**Directions for this task**
Extract the complete listing and output it unchanged.

** Begin **

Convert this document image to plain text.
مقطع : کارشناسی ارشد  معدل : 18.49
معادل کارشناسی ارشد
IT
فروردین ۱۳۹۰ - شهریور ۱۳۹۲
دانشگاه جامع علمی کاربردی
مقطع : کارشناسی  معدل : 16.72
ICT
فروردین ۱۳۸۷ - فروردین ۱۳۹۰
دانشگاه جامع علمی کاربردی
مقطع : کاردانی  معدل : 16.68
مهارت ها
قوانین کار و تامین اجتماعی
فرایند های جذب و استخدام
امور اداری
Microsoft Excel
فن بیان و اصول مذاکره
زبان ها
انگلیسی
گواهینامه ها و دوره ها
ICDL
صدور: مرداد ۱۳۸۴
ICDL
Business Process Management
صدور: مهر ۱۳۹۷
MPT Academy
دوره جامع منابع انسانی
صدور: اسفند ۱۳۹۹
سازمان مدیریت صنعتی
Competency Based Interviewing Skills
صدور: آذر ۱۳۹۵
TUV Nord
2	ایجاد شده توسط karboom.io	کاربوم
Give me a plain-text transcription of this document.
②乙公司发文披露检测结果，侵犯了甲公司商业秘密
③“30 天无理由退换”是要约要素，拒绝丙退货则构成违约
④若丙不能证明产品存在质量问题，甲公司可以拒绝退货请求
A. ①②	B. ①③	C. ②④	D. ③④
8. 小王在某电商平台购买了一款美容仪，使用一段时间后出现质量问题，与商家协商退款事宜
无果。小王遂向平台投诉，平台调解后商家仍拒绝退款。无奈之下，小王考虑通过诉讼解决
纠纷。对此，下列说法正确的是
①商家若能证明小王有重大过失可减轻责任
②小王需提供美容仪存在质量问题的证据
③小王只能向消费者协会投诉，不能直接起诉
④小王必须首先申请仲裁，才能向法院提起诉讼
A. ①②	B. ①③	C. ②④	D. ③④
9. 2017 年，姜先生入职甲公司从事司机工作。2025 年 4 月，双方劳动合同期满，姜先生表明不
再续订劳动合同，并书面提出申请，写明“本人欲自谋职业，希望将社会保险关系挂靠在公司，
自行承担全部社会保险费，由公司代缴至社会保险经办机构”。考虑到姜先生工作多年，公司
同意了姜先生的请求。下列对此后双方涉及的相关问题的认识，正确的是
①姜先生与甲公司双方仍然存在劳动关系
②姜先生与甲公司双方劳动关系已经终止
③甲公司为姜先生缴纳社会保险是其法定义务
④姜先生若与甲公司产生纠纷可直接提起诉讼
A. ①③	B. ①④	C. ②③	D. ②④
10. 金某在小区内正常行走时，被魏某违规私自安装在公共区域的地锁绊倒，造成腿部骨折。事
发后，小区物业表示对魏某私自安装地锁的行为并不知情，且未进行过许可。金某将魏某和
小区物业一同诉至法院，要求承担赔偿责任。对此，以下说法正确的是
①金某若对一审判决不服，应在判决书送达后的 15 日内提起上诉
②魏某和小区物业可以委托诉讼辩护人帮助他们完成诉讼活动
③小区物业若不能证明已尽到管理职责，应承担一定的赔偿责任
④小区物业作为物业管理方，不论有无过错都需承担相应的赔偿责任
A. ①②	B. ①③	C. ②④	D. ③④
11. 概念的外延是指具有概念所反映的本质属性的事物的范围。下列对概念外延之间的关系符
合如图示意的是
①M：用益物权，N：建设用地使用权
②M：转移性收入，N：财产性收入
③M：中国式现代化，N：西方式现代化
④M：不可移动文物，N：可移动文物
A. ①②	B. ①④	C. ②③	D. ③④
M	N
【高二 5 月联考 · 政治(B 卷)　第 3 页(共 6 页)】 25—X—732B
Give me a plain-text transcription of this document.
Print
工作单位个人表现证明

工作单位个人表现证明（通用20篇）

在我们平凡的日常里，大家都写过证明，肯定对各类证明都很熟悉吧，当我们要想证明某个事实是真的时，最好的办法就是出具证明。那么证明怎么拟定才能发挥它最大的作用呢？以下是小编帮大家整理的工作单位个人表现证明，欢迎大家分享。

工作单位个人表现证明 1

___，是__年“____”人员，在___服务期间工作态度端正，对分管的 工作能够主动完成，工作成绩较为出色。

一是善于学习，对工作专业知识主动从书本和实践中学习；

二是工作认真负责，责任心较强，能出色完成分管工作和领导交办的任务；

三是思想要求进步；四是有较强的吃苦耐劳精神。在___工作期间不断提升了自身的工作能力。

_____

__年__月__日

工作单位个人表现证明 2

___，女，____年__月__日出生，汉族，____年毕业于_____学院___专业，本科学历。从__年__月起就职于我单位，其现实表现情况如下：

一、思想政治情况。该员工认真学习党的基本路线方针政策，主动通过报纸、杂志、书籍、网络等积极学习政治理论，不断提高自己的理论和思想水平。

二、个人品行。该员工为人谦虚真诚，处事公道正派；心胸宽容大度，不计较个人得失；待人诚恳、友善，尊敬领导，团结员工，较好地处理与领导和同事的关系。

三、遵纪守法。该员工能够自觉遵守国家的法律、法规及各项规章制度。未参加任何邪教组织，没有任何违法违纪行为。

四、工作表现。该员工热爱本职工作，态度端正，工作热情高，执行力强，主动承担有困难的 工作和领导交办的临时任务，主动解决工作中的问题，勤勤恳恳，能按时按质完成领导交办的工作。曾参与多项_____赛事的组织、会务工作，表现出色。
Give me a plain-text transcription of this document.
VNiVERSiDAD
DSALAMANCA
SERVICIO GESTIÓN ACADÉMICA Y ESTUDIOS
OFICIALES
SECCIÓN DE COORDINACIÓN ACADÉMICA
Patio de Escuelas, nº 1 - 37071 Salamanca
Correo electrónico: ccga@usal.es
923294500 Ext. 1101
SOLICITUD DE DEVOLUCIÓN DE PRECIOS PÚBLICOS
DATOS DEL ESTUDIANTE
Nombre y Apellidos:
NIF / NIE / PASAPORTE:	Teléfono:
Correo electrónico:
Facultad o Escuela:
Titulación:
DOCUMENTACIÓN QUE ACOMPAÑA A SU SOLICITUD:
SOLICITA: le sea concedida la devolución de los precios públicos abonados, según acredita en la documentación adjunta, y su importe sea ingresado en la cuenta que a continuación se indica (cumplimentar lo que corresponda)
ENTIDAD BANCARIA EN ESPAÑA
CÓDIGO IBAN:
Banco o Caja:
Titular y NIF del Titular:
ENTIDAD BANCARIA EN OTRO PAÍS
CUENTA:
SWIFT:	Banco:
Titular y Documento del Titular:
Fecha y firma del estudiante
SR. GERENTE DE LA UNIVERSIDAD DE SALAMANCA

** End **

**Task answer**
Convert this document image to plain text.
مقطع : کارشناسی ارشد  معدل : 18.49
معادل کارشناسی ارشد
IT
فروردین ۱۳۹۰ - شهریور ۱۳۹۲
دانشگاه جامع علمی کاربردی
مقطع : کارشناسی  معدل : 16.72
ICT
فروردین ۱۳۸۷ - فروردین ۱۳۹۰
دانشگاه جامع علمی کاربردی
مقطع : کاردانی  معدل : 16.68
مهارت ها
قوانین کار و تامین اجتماعی
فرایند های جذب و استخدام
امور اداری
Microsoft Excel
فن بیان و اصول مذاکره
زبان ها
انگلیسی
گواهینامه ها و دوره ها
ICDL
صدور: مرداد ۱۳۸۴
ICDL
Business Process Management
صدور: مهر ۱۳۹۷
MPT Academy
دوره جامع منابع انسانی
صدور: اسفند ۱۳۹۹
سازمان مدیریت صنعتی
Competency Based Interviewing Skills
صدور: آذر ۱۳۹۵
TUV Nord
2	ایجاد شده توسط karboom.io	کاربوم
Give me a plain-text transcription of this document.
②乙公司发文披露检测结果，侵犯了甲公司商业秘密
③“30 天无理由退换”是要约要素，拒绝丙退货则构成违约
④若丙不能证明产品存在质量问题，甲公司可以拒绝退货请求
A. ①②	B. ①③	C. ②④	D. ③④
8. 小王在某电商平台购买了一款美容仪，使用一段时间后出现质量问题，与商家协商退款事宜
无果。小王遂向平台投诉，平台调解后商家仍拒绝退款。无奈之下，小王考虑通过诉讼解决
纠纷。对此，下列说法正确的是
①商家若能证明小王有重大过失可减轻责任
②小王需提供美容仪存在质量问题的证据
③小王只能向消费者协会投诉，不能直接起诉
④小王必须首先申请仲裁，才能向法院提起诉讼
A. ①②	B. ①③	C. ②④	D. ③④
9. 2017 年，姜先生入职甲公司从事司机工作。2025 年 4 月，双方劳动合同期满，姜先生表明不
再续订劳动合同，并书面提出申请，写明“本人欲自谋职业，希望将社会保险关系挂靠在公司，
自行承担全部社会保险费，由公司代缴至社会保险经办机构”。考虑到姜先生工作多年，公司
同意了姜先生的请求。下列对此后双方涉及的相关问题的认识，正确的是
①姜先生与甲公司双方仍然存在劳动关系
②姜先生与甲公司双方劳动关系已经终止
③甲公司为姜先生缴纳社会保险是其法定义务
④姜先生若与甲公司产生纠纷可直接提起诉讼
A. ①③	B. ①④	C. ②③	D. ②④
10. 金某在小区内正常行走时，被魏某违规私自安装在公共区域的地锁绊倒，造成腿部骨折。事
发后，小区物业表示对魏某私自安装地锁的行为并不知情，且未进行过许可。金某将魏某和
小区物业一同诉至法院，要求承担赔偿责任。对此，以下说法正确的是
①金某若对一审判决不服，应在判决书送达后的 15 日内提起上诉
②魏某和小区物业可以委托诉讼辩护人帮助他们完成诉讼活动
③小区物业若不能证明已尽到管理职责，应承担一定的赔偿责任
④小区物业作为物业管理方，不论有无过错都需承担相应的赔偿责任
A. ①②	B. ①③	C. ②④	D. ③④
11. 概念的外延是指具有概念所反映的本质属性的事物的范围。下列对概念外延之间的关系符
合如图示意的是
①M：用益物权，N：建设用地使用权
②M：转移性收入，N：财产性收入
③M：中国式现代化，N：西方式现代化
④M：不可移动文物，N：可移动文物
A. ①②	B. ①④	C. ②③	D. ③④
M	N
【高二 5 月联考 · 政治(B 卷)　第 3 页(共 6 页)】 25—X—732B
Give me a plain-text transcription of this document.
Print
工作单位个人表现证明

工作单位个人表现证明（通用20篇）

在我们平凡的日常里，大家都写过证明，肯定对各类证明都很熟悉吧，当我们要想证明某个事实是真的时，最好的办法就是出具证明。那么证明怎么拟定才能发挥它最大的作用呢？以下是小编帮大家整理的工作单位个人表现证明，欢迎大家分享。

工作单位个人表现证明 1

___，是__年“____”人员，在___服务期间工作态度端正，对分管的 工作能够主动完成，工作成绩较为出色。

一是善于学习，对工作专业知识主动从书本和实践中学习；

二是工作认真负责，责任心较强，能出色完成分管工作和领导交办的任务；

三是思想要求进步；四是有较强的吃苦耐劳精神。在___工作期间不断提升了自身的工作能力。

_____

__年__月__日

工作单位个人表现证明 2

___，女，____年__月__日出生，汉族，____年毕业于_____学院___专业，本科学历。从__年__月起就职于我单位，其现实表现情况如下：

一、思想政治情况。该员工认真学习党的基本路线方针政策，主动通过报纸、杂志、书籍、网络等积极学习政治理论，不断提高自己的理论和思想水平。

二、个人品行。该员工为人谦虚真诚，处事公道正派；心胸宽容大度，不计较个人得失；待人诚恳、友善，尊敬领导，团结员工，较好地处理与领导和同事的关系。

三、遵纪守法。该员工能够自觉遵守国家的法律、法规及各项规章制度。未参加任何邪教组织，没有任何违法违纪行为。

四、工作表现。该员工热爱本职工作，态度端正，工作热情高，执行力强，主动承担有困难的 工作和领导交办的临时任务，主动解决工作中的问题，勤勤恳恳，能按时按质完成领导交办的工作。曾参与多项_____赛事的组织、会务工作，表现出色。
Give me a plain-text transcription of this document.
VNiVERSiDAD
DSALAMANCA
SERVICIO GESTIÓN ACADÉMICA Y ESTUDIOS
OFICIALES
SECCIÓN DE COORDINACIÓN ACADÉMICA
Patio de Escuelas, nº 1 - 37071 Salamanca
Correo electrónico: ccga@usal.es
923294500 Ext. 1101
SOLICITUD DE DEVOLUCIÓN DE PRECIOS PÚBLICOS
DATOS DEL ESTUDIANTE
Nombre y Apellidos:
NIF / NIE / PASAPORTE:	Teléfono:
Correo electrónico:
Facultad o Escuela:
Titulación:
DOCUMENTACIÓN QUE ACOMPAÑA A SU SOLICITUD:
SOLICITA: le sea concedida la devolución de los precios públicos abonados, según acredita en la documentación adjunta, y su importe sea ingresado en la cuenta que a continuación se indica (cumplimentar lo que corresponda)
ENTIDAD BANCARIA EN ESPAÑA
CÓDIGO IBAN:
Banco o Caja:
Titular y NIF del Titular:
ENTIDAD BANCARIA EN OTRO PAÍS
CUENTA:
SWIFT:	Banco:
Titular y Documento del Titular:
Fecha y firma del estudiante
SR. GERENTE DE LA UNIVERSIDAD DE SALAMANCA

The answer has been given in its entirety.